Nel corso di quest’anno la Scuola superiore della magistratura (di seguito SSM) ha pubblicato un volume intitolato “Storia della magistratura”.
È un’opera collettiva, messa a disposizione dei lettori alla fine del post, alla cui stesura hanno concorso autorevoli studiosi, magistrati, storici e ricercatori.
Tra gli altri ha collaborato anche Luciano Violante.
È stato magistrato fino al 1983 e poi ordinario di diritto e procedura penale fino al 2009.
Notevole anche il suo impegno politico iniziato come esponente del Partito comunista italiano e proseguito all’interno delle sue varie evoluzioni: è stato ininterrottamente deputato dal 1979 al 2008, presidente della Commissione bicamerale antimafia dal 1996 al 1998, della Camera dei deputati dal 1996 al 2001, della commissione affari costituzionali dal 2006 al 2008.
Da ultimo, nel 2019, Violante è stato nominato presidente della Fondazione Leonardo – Civiltà delle Macchine, emanazione dell’omonima holding italiana che opera come global player nei settori dell’aerospazio, della difesa e della sicurezza.
A questo importante cursus honorum Violante ha affiancato un’intensa attività pubblicistica.
Tra le sue tante opere, ricordo qui “Magistrati”, edita da Einaudi nel 2009.

• _Estratti dei dati_
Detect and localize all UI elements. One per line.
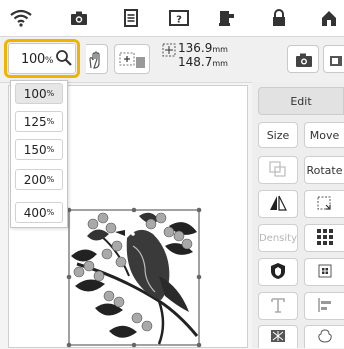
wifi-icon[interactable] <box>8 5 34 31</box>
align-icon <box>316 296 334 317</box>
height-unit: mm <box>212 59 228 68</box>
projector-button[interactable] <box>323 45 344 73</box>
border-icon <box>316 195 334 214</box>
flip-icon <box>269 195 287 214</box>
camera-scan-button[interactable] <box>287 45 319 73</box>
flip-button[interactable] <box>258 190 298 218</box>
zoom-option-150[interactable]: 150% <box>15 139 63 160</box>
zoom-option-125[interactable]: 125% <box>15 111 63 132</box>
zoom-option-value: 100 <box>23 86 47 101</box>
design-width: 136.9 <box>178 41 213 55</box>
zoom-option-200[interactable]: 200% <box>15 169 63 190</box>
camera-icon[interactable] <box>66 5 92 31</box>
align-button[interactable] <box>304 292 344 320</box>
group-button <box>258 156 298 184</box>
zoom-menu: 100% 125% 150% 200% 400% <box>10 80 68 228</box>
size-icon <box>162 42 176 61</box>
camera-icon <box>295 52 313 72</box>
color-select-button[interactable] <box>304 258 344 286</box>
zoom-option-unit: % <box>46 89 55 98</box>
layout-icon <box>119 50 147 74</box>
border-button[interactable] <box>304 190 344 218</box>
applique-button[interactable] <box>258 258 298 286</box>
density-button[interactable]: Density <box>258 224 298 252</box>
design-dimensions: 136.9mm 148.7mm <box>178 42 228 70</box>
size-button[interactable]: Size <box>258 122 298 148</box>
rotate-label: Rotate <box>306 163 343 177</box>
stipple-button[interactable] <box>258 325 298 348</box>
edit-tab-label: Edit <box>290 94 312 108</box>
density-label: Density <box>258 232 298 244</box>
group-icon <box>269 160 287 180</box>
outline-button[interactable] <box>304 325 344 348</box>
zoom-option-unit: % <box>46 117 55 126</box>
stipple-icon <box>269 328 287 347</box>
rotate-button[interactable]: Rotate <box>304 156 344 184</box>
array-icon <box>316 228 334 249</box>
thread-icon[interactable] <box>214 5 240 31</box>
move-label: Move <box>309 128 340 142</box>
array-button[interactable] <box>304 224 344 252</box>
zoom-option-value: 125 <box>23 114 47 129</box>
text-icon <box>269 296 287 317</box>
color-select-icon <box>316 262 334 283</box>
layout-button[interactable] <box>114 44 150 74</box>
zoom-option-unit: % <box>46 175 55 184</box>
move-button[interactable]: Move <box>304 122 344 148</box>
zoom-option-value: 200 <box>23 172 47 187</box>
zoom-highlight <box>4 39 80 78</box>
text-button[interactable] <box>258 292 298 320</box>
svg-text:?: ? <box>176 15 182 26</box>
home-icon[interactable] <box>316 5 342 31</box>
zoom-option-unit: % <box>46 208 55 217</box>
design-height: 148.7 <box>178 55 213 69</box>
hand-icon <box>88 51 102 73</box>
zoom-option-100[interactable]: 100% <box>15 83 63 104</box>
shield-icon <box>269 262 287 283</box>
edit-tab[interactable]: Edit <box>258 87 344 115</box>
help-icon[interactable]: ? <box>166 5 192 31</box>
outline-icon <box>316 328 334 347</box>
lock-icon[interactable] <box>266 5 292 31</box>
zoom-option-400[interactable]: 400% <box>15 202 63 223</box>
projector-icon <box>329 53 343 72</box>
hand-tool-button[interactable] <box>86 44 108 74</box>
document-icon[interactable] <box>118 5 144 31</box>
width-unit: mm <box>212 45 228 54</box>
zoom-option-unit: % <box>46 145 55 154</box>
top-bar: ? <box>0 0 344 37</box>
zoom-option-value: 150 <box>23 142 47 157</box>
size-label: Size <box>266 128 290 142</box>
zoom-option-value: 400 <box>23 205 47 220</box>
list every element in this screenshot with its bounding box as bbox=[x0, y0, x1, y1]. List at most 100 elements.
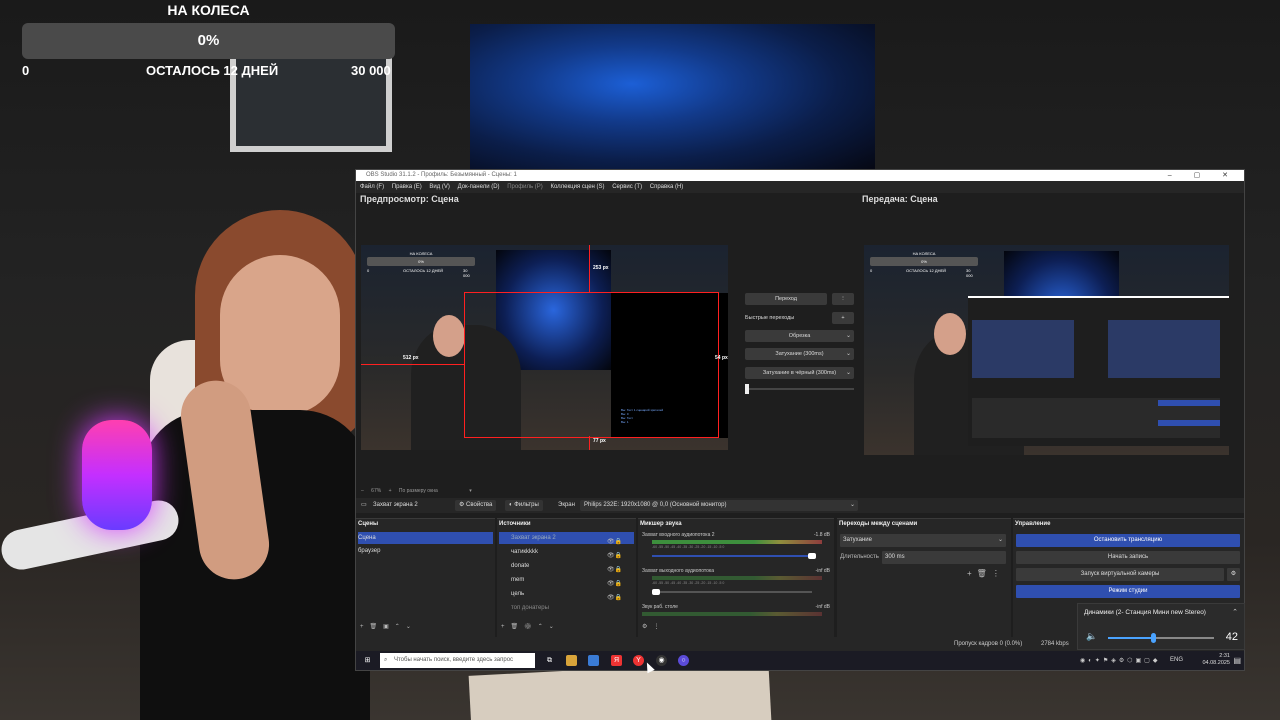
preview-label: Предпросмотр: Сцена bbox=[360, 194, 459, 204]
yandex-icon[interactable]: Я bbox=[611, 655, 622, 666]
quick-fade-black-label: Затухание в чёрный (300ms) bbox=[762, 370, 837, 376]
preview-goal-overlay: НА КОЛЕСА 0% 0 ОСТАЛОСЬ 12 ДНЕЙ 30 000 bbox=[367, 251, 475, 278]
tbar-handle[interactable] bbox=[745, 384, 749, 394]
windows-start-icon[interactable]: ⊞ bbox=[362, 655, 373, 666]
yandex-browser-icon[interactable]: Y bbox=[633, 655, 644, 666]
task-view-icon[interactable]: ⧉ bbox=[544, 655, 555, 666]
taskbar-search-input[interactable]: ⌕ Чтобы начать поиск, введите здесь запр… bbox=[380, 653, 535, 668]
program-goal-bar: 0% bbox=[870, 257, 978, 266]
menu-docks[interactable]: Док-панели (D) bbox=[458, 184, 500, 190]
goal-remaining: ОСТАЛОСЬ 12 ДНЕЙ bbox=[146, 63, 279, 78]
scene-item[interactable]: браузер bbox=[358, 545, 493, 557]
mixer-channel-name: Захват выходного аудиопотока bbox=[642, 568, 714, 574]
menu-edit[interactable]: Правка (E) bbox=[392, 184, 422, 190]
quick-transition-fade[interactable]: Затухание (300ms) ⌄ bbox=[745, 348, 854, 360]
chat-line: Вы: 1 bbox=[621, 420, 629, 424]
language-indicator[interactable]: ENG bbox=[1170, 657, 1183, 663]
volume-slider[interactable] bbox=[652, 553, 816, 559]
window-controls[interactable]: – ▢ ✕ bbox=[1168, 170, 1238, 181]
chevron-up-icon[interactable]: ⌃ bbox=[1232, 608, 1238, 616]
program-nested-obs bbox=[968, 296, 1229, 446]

• _Cosa fare_
Per favore, trascrivi dal testo della pagina il passo che va da “Tra gli altri” fino a “un’intensa attività pubblicistica.” incluso.

• _Risposta_
Tra gli altri ha collaborato anche Luciano Violante.
È stato magistrato fino al 1983 e poi ordinario di diritto e procedura penale fino al 2009.
Notevole anche il suo impegno politico iniziato come esponente del Partito comunista italiano e proseguito all’interno delle sue varie evoluzioni: è stato ininterrottamente deputato dal 1979 al 2008, presidente della Commissione bicamerale antimafia dal 1996 al 1998, della Camera dei deputati dal 1996 al 2001, della commissione affari costituzionali dal 2006 al 2008.
Da ultimo, nel 2019, Violante è stato nominato presidente della Fondazione Leonardo – Civiltà delle Macchine, emanazione dell’omonima holding italiana che opera come global player nei settori dell’aerospazio, della difesa e della sicurezza.
A questo importante cursus honorum Violante ha affiancato un’intensa attività pubblicistica.